Data listing
★ ★ ★ ★

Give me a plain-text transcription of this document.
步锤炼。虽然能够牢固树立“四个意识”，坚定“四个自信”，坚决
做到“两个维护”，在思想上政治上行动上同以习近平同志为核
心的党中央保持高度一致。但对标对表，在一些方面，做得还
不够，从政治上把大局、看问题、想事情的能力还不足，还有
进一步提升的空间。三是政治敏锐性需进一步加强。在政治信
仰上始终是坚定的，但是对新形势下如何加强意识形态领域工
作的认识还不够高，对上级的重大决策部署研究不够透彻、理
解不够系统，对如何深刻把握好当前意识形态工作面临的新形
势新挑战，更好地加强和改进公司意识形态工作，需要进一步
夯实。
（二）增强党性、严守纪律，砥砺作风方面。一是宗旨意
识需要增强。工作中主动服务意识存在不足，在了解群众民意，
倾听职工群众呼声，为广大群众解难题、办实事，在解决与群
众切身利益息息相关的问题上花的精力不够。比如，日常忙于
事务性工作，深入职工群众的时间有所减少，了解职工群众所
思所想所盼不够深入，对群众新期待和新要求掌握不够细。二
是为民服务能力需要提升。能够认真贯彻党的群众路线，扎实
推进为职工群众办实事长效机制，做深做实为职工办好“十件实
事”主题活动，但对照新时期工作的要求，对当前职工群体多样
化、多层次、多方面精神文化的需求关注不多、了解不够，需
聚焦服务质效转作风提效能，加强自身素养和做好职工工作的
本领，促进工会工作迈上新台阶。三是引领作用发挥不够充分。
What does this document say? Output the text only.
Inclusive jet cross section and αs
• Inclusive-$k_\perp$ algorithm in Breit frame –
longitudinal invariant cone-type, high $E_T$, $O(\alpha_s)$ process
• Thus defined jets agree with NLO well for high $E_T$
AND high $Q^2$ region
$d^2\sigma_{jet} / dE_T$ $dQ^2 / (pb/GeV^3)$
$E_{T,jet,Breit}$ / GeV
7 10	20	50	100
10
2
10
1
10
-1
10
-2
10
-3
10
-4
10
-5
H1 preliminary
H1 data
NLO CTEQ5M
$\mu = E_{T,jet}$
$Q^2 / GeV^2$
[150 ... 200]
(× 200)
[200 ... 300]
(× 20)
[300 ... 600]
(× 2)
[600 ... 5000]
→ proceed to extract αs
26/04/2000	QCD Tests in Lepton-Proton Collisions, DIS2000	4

★ ★ ★ ★

• **Aim**
Write out every line of the material again, exactly as it reads.

• **Written reply**
Give me a plain-text transcription of this document.
步锤炼。虽然能够牢固树立“四个意识”，坚定“四个自信”，坚决
做到“两个维护”，在思想上政治上行动上同以习近平同志为核
心的党中央保持高度一致。但对标对表，在一些方面，做得还
不够，从政治上把大局、看问题、想事情的能力还不足，还有
进一步提升的空间。三是政治敏锐性需进一步加强。在政治信
仰上始终是坚定的，但是对新形势下如何加强意识形态领域工
作的认识还不够高，对上级的重大决策部署研究不够透彻、理
解不够系统，对如何深刻把握好当前意识形态工作面临的新形
势新挑战，更好地加强和改进公司意识形态工作，需要进一步
夯实。
（二）增强党性、严守纪律，砥砺作风方面。一是宗旨意
识需要增强。工作中主动服务意识存在不足，在了解群众民意，
倾听职工群众呼声，为广大群众解难题、办实事，在解决与群
众切身利益息息相关的问题上花的精力不够。比如，日常忙于
事务性工作，深入职工群众的时间有所减少，了解职工群众所
思所想所盼不够深入，对群众新期待和新要求掌握不够细。二
是为民服务能力需要提升。能够认真贯彻党的群众路线，扎实
推进为职工群众办实事长效机制，做深做实为职工办好“十件实
事”主题活动，但对照新时期工作的要求，对当前职工群体多样
化、多层次、多方面精神文化的需求关注不多、了解不够，需
聚焦服务质效转作风提效能，加强自身素养和做好职工工作的
本领，促进工会工作迈上新台阶。三是引领作用发挥不够充分。
What does this document say? Output the text only.
Inclusive jet cross section and αs
• Inclusive-$k_\perp$ algorithm in Breit frame –
longitudinal invariant cone-type, high $E_T$, $O(\alpha_s)$ process
• Thus defined jets agree with NLO well for high $E_T$
AND high $Q^2$ region
$d^2\sigma_{jet} / dE_T$ $dQ^2 / (pb/GeV^3)$
$E_{T,jet,Breit}$ / GeV
7 10	20	50	100
10
2
10
1
10
-1
10
-2
10
-3
10
-4
10
-5
H1 preliminary
H1 data
NLO CTEQ5M
$\mu = E_{T,jet}$
$Q^2 / GeV^2$
[150 ... 200]
(× 200)
[200 ... 300]
(× 20)
[300 ... 600]
(× 2)
[600 ... 5000]
→ proceed to extract αs
26/04/2000	QCD Tests in Lepton-Proton Collisions, DIS2000	4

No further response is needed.